WHAT THE EXERCISE ASKS: Can you find the lines of the listing that include "koronavírus" and copy every one?

---------- INPUT FOR THIS TASK ----------

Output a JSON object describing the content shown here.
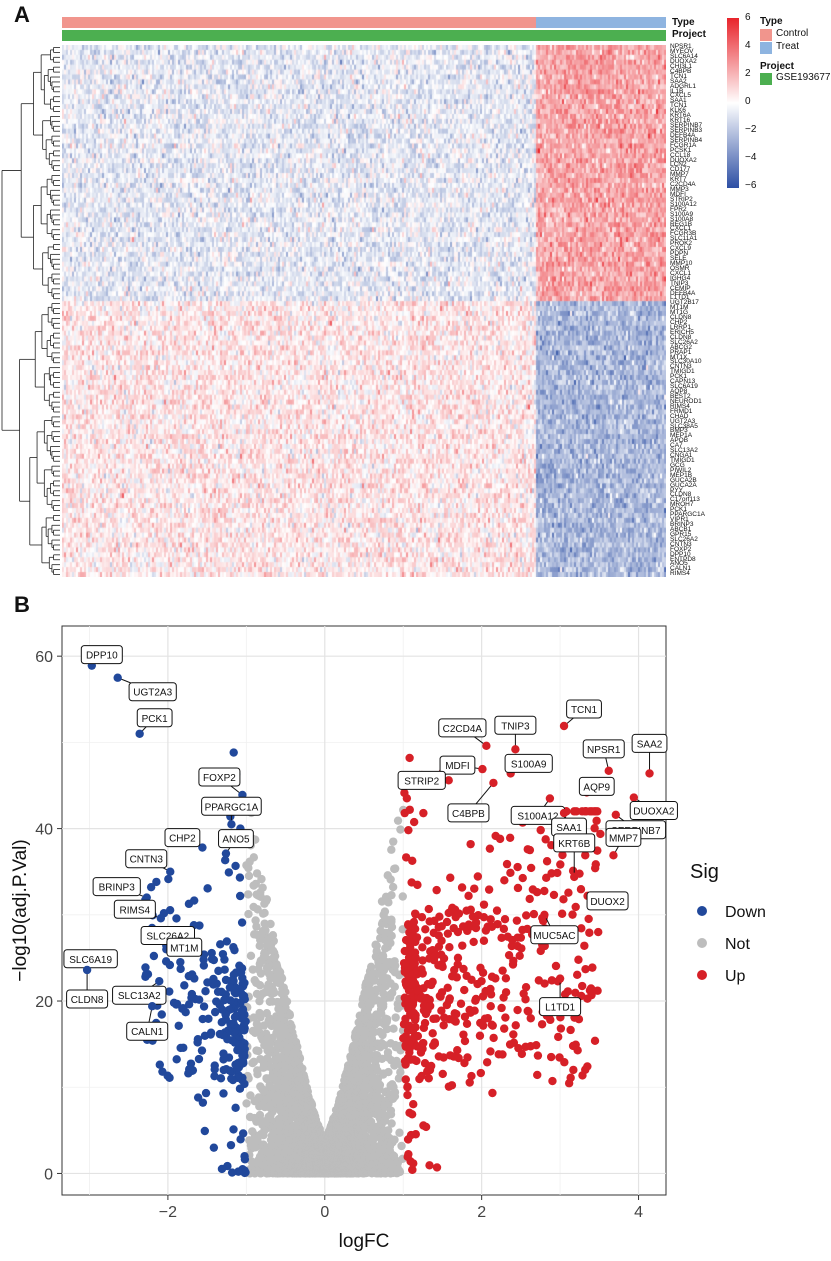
{
  "panels": {
    "a": "A",
    "b": "B"
  },
  "heatmap": {
    "annotation_rows": [
      "Type",
      "Project"
    ],
    "type_legend": {
      "title": "Type",
      "items": [
        {
          "label": "Control",
          "color": "#f1958d"
        },
        {
          "label": "Treat",
          "color": "#8eb4e0"
        }
      ]
    },
    "project_legend": {
      "title": "Project",
      "items": [
        {
          "label": "GSE193677",
          "color": "#4caf50"
        }
      ]
    },
    "colorbar": {
      "ticks": [
        "6",
        "4",
        "2",
        "0",
        "−2",
        "−4",
        "−6"
      ],
      "high_color": "#e8242b",
      "mid_color": "#ffffff",
      "low_color": "#2d4fa4"
    },
    "control_fraction": 0.785,
    "up_genes": [
      "NPSR1",
      "MYEOV",
      "SLC6A14",
      "DUOXA2",
      "CHI3L1",
      "C4BPB",
      "TCN1",
      "SAA2",
      "ADGRL1",
      "IL1B",
      "CXCL5",
      "SAA1",
      "TCN1",
      "KLK6",
      "KRT6A",
      "KRT16",
      "SERPINB7",
      "SERPINB3",
      "DEFB4A",
      "SERPINB4",
      "FCGR1A",
      "PCSK1",
      "CCL18",
      "DUOXA2",
      "LCN2",
      "CD177",
      "MMP7",
      "KRT7",
      "C2CD4A",
      "MMP3",
      "MDFI",
      "STRIP2",
      "S100A12",
      "FPR2",
      "S100A9",
      "S100A8",
      "REG1B",
      "CXCL1",
      "FCGR3B",
      "SLC11A1",
      "PROK2",
      "CXCL9",
      "PDPN",
      "SELE",
      "MMP10",
      "OSMR",
      "CXCL1",
      "IGHG4",
      "TNIP3",
      "CEMIP",
      "DEFB4A",
      "L1TD1"
    ],
    "down_genes": [
      "UGT2B17",
      "MT1M",
      "MT1G",
      "CLDN8",
      "CHP2",
      "LRRP1",
      "ERICH5",
      "CLDN8",
      "SLC26A2",
      "ABCG2",
      "PRAP1",
      "MT1X",
      "SLC30A10",
      "CNTN3",
      "TMIGD1",
      "PCK1",
      "CAPN13",
      "SLC6A19",
      "AQP8",
      "BEST2",
      "NEUROD1",
      "RIMS4",
      "FRMD1",
      "CHAD",
      "UGT2A3",
      "SLC38A5",
      "BMP3",
      "MEP1A",
      "APOB",
      "CA7",
      "SLC13A2",
      "CNGA1",
      "TMIGD1",
      "GCG",
      "PIWIL2",
      "MEP1B",
      "GUCA2B",
      "GUCA2A",
      "PYY",
      "CLDN8",
      "C17orf113",
      "MROH7",
      "PCK1",
      "PPARGC1A",
      "VIPR1",
      "BRINP3",
      "ABCB1",
      "GPR15",
      "SLC26A2",
      "CNTN3",
      "FOXP2",
      "DPP10",
      "ENTPD8",
      "ANO5",
      "CALN1",
      "RIMS4"
    ]
  },
  "chart_data": {
    "type": "scatter",
    "title": "",
    "xlabel": "logFC",
    "ylabel": "−log10(adj.P.Val)",
    "xlim": [
      -3.35,
      4.35
    ],
    "ylim": [
      -2.5,
      63.5
    ],
    "xticks": [
      -2,
      0,
      2,
      4
    ],
    "xtick_labels": [
      "−2",
      "0",
      "2",
      "4"
    ],
    "yticks": [
      0,
      20,
      40,
      60
    ],
    "ytick_labels": [
      "0",
      "20",
      "40",
      "60"
    ],
    "grid": true,
    "legend": {
      "title": "Sig",
      "position": "right",
      "entries": [
        {
          "label": "Down",
          "color": "#21489b"
        },
        {
          "label": "Not",
          "color": "#bdbdbd"
        },
        {
          "label": "Up",
          "color": "#d62027"
        }
      ]
    },
    "labeled_points": [
      {
        "gene": "DPP10",
        "logFC": -2.97,
        "p": 58.9,
        "sig": "Down"
      },
      {
        "gene": "UGT2A3",
        "logFC": -2.64,
        "p": 57.5,
        "sig": "Down"
      },
      {
        "gene": "PCK1",
        "logFC": -2.36,
        "p": 51.0,
        "sig": "Down"
      },
      {
        "gene": "FOXP2",
        "logFC": -1.05,
        "p": 43.9,
        "sig": "Down"
      },
      {
        "gene": "PPARGC1A",
        "logFC": -1.19,
        "p": 40.5,
        "sig": "Down"
      },
      {
        "gene": "ANO5",
        "logFC": -1.26,
        "p": 37.1,
        "sig": "Down"
      },
      {
        "gene": "CHP2",
        "logFC": -1.56,
        "p": 37.8,
        "sig": "Down"
      },
      {
        "gene": "CNTN3",
        "logFC": -1.97,
        "p": 35.0,
        "sig": "Down"
      },
      {
        "gene": "BRINP3",
        "logFC": -2.27,
        "p": 32.0,
        "sig": "Down"
      },
      {
        "gene": "RIMS4",
        "logFC": -2.09,
        "p": 29.6,
        "sig": "Down"
      },
      {
        "gene": "SLC26A2",
        "logFC": -1.81,
        "p": 27.6,
        "sig": "Down"
      },
      {
        "gene": "MT1M",
        "logFC": -2.02,
        "p": 26.0,
        "sig": "Down"
      },
      {
        "gene": "SLC6A19",
        "logFC": -2.73,
        "p": 24.9,
        "sig": "Down"
      },
      {
        "gene": "SLC13A2",
        "logFC": -2.11,
        "p": 22.3,
        "sig": "Down"
      },
      {
        "gene": "CLDN8",
        "logFC": -3.03,
        "p": 23.6,
        "sig": "Down"
      },
      {
        "gene": "CALN1",
        "logFC": -2.2,
        "p": 19.4,
        "sig": "Down"
      },
      {
        "gene": "TCN1",
        "logFC": 3.05,
        "p": 51.9,
        "sig": "Up"
      },
      {
        "gene": "C2CD4A",
        "logFC": 2.06,
        "p": 49.6,
        "sig": "Up"
      },
      {
        "gene": "TNIP3",
        "logFC": 2.43,
        "p": 49.2,
        "sig": "Up"
      },
      {
        "gene": "MDFI",
        "logFC": 2.01,
        "p": 46.9,
        "sig": "Up"
      },
      {
        "gene": "S100A9",
        "logFC": 2.37,
        "p": 46.4,
        "sig": "Up"
      },
      {
        "gene": "NPSR1",
        "logFC": 3.62,
        "p": 46.7,
        "sig": "Up"
      },
      {
        "gene": "SAA2",
        "logFC": 4.14,
        "p": 46.4,
        "sig": "Up"
      },
      {
        "gene": "STRIP2",
        "logFC": 1.58,
        "p": 45.6,
        "sig": "Up"
      },
      {
        "gene": "C4BPB",
        "logFC": 2.15,
        "p": 45.3,
        "sig": "Up"
      },
      {
        "gene": "S100A12",
        "logFC": 2.87,
        "p": 43.5,
        "sig": "Up"
      },
      {
        "gene": "AQP9",
        "logFC": 3.34,
        "p": 44.2,
        "sig": "Up"
      },
      {
        "gene": "DUOXA2",
        "logFC": 3.94,
        "p": 43.6,
        "sig": "Up"
      },
      {
        "gene": "SAA1",
        "logFC": 3.05,
        "p": 41.8,
        "sig": "Up"
      },
      {
        "gene": "SERPINB7",
        "logFC": 3.71,
        "p": 41.6,
        "sig": "Up"
      },
      {
        "gene": "MMP7",
        "logFC": 3.68,
        "p": 36.9,
        "sig": "Up"
      },
      {
        "gene": "KRT6B",
        "logFC": 3.18,
        "p": 34.4,
        "sig": "Up"
      },
      {
        "gene": "DUOX2",
        "logFC": 3.35,
        "p": 32.2,
        "sig": "Up"
      },
      {
        "gene": "MUC5AC",
        "logFC": 2.8,
        "p": 30.0,
        "sig": "Up"
      },
      {
        "gene": "L1TD1",
        "logFC": 3.0,
        "p": 22.6,
        "sig": "Up"
      }
    ],
    "background_points": "simulated cloud of ~5000 genes; |logFC| < 1 grey (Not), logFC > 1 red (Up), logFC < -1 blue (Down)"
  }
}
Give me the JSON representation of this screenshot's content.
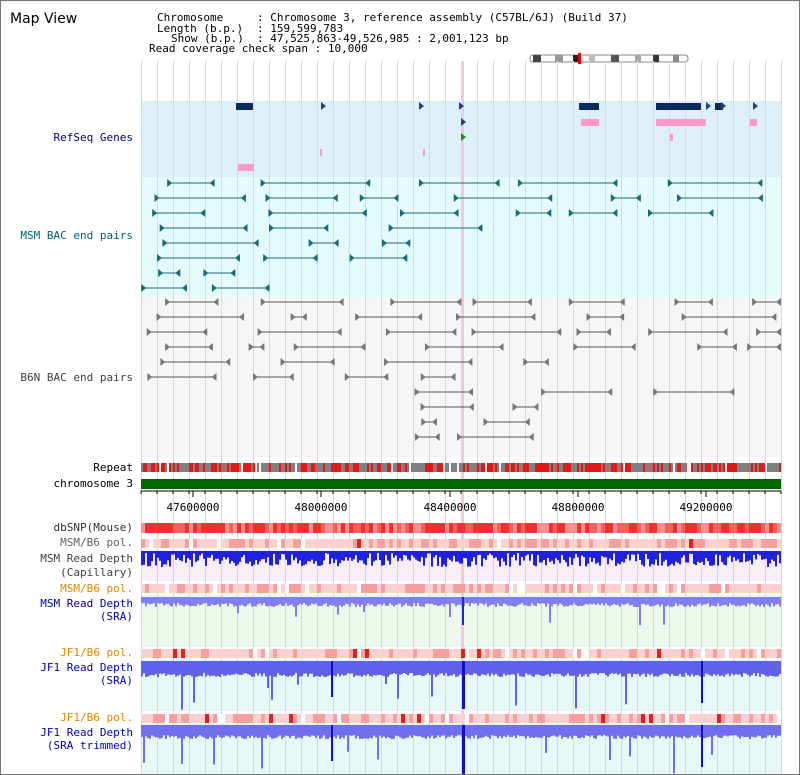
{
  "title": "Map View",
  "header": {
    "chromosome_key": "Chromosome",
    "chromosome_val": "Chromosome 3, reference assembly (C57BL/6J) (Build 37)",
    "length_key": "Length (b.p.)",
    "length_val": "159,599,783",
    "show_key": "Show (b.p.)",
    "show_val": "47,525,863-49,526,985 : 2,001,123 bp",
    "coverage_key": "Read coverage check span",
    "coverage_val": "10,000"
  },
  "tracks": {
    "refseq": "RefSeq Genes",
    "msm_bac": "MSM BAC end pairs",
    "b6n_bac": "B6N BAC end pairs",
    "repeat": "Repeat",
    "chromosome": "chromosome 3",
    "dbsnp": "dbSNP(Mouse)",
    "msm_b6_pol_1": "MSM/B6 pol.",
    "msm_read_depth_cap_1": "MSM Read Depth",
    "msm_read_depth_cap_2": "(Capillary)",
    "msm_b6_pol_2": "MSM/B6 pol.",
    "msm_read_depth_sra": "MSM Read Depth",
    "msm_read_depth_sra_2": "(SRA)",
    "jf1_b6_pol_1": "JF1/B6 pol.",
    "jf1_read_depth_sra_1": "JF1 Read Depth",
    "jf1_read_depth_sra_2": "(SRA)",
    "jf1_b6_pol_2": "JF1/B6 pol.",
    "jf1_read_depth_trim_1": "JF1 Read Depth",
    "jf1_read_depth_trim_2": "(SRA trimmed)"
  },
  "axis": {
    "ticks": [
      "47600000",
      "48000000",
      "48400000",
      "48800000",
      "49200000"
    ]
  },
  "colors": {
    "refseq_bg": "#ddf0fa",
    "msm_bg": "#e6fbfb",
    "b6n_bg": "#f6f6f8",
    "repeat_red": "#e01818",
    "chromosome_green": "#006600",
    "label_navy": "#000080",
    "label_teal": "#006070",
    "label_gray": "#404040",
    "label_orange": "#e08800",
    "label_blue": "#0000c0"
  }
}
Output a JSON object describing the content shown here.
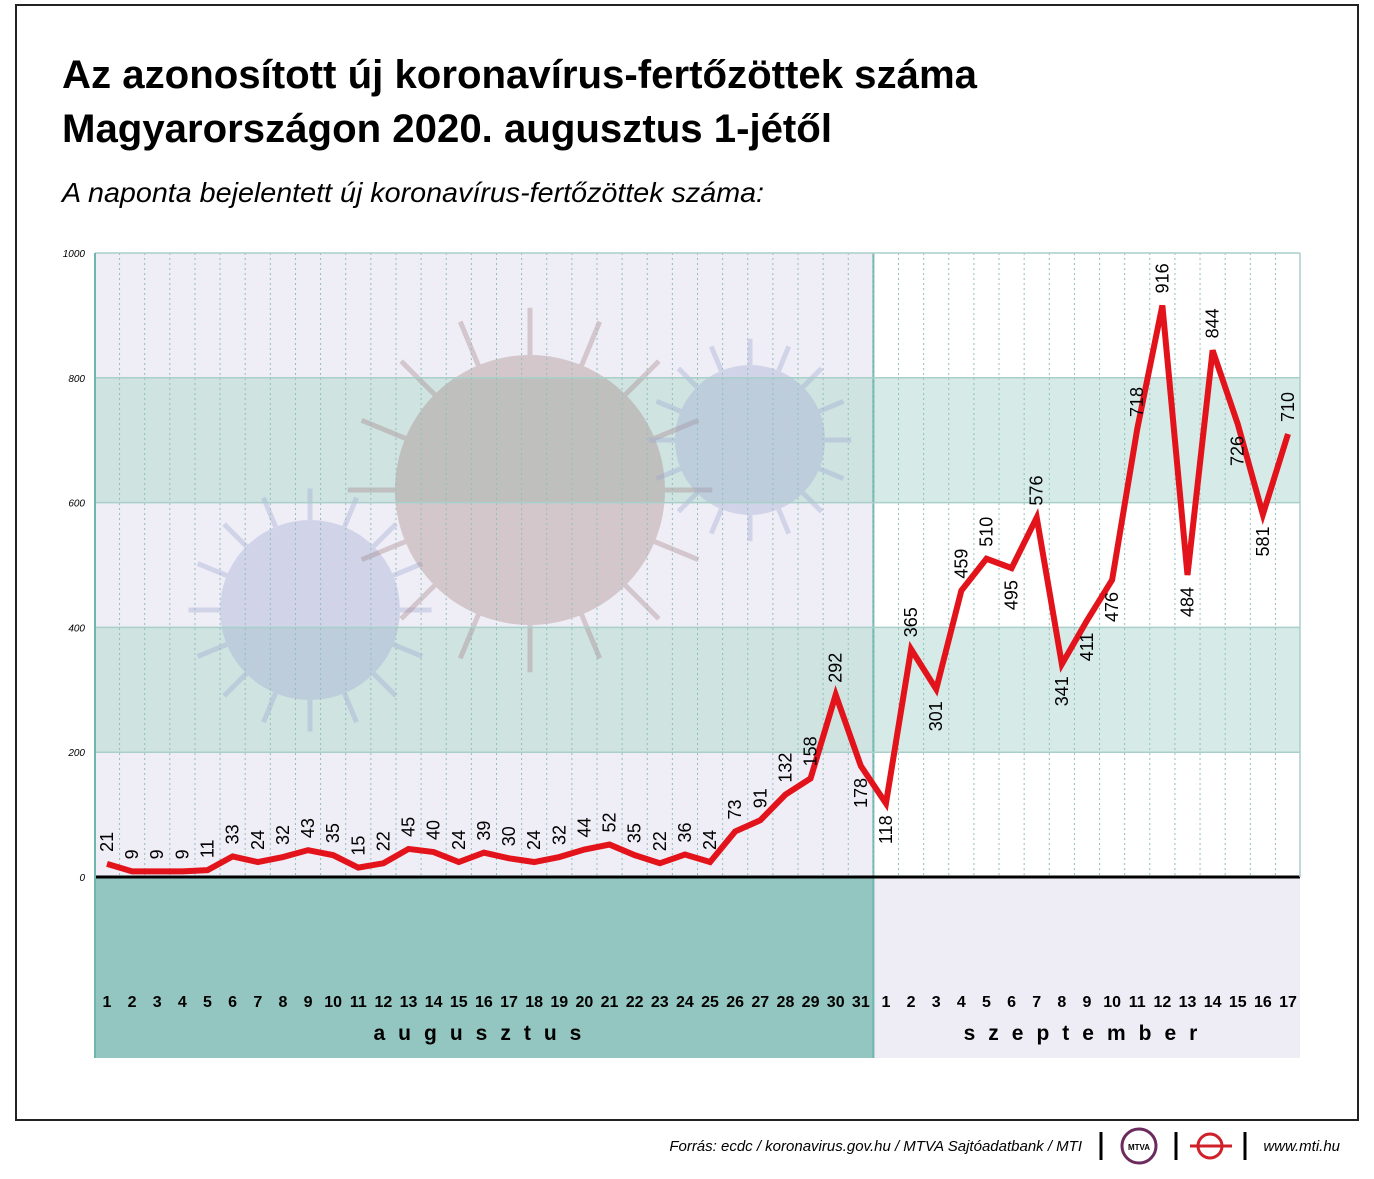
{
  "chart_data": {
    "type": "line",
    "title": [
      "Az azonosított új koronavírus-fertőzöttek száma",
      "Magyarországon 2020. augusztus 1-jétől"
    ],
    "subtitle": "A naponta bejelentett új koronavírus-fertőzöttek száma:",
    "categories": [
      "1",
      "2",
      "3",
      "4",
      "5",
      "6",
      "7",
      "8",
      "9",
      "10",
      "11",
      "12",
      "13",
      "14",
      "15",
      "16",
      "17",
      "18",
      "19",
      "20",
      "21",
      "22",
      "23",
      "24",
      "25",
      "26",
      "27",
      "28",
      "29",
      "30",
      "31",
      "1",
      "2",
      "3",
      "4",
      "5",
      "6",
      "7",
      "8",
      "9",
      "10",
      "11",
      "12",
      "13",
      "14",
      "15",
      "16",
      "17"
    ],
    "months": [
      "augusztus",
      "szeptember"
    ],
    "values": [
      21,
      9,
      9,
      9,
      11,
      33,
      24,
      32,
      43,
      35,
      15,
      22,
      45,
      40,
      24,
      39,
      30,
      24,
      32,
      44,
      52,
      35,
      22,
      36,
      24,
      73,
      91,
      132,
      158,
      292,
      178,
      118,
      365,
      301,
      459,
      510,
      495,
      576,
      341,
      411,
      476,
      718,
      916,
      484,
      844,
      726,
      581,
      710
    ],
    "color": "#e3131b",
    "ylim": [
      0,
      1000
    ],
    "yticks": [
      0,
      200,
      400,
      600,
      800,
      1000
    ],
    "grid": true,
    "source": "Forrás: ecdc / koronavirus.gov.hu / MTVA Sajtóadatbank / MTI",
    "logo_text": "MTVA",
    "website": "www.mti.hu"
  }
}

----------

TASK RESULT:
      "Az azonosított új koronavírus-fertőzöttek száma",
    "subtitle": "A naponta bejelentett új koronavírus-fertőzöttek száma:",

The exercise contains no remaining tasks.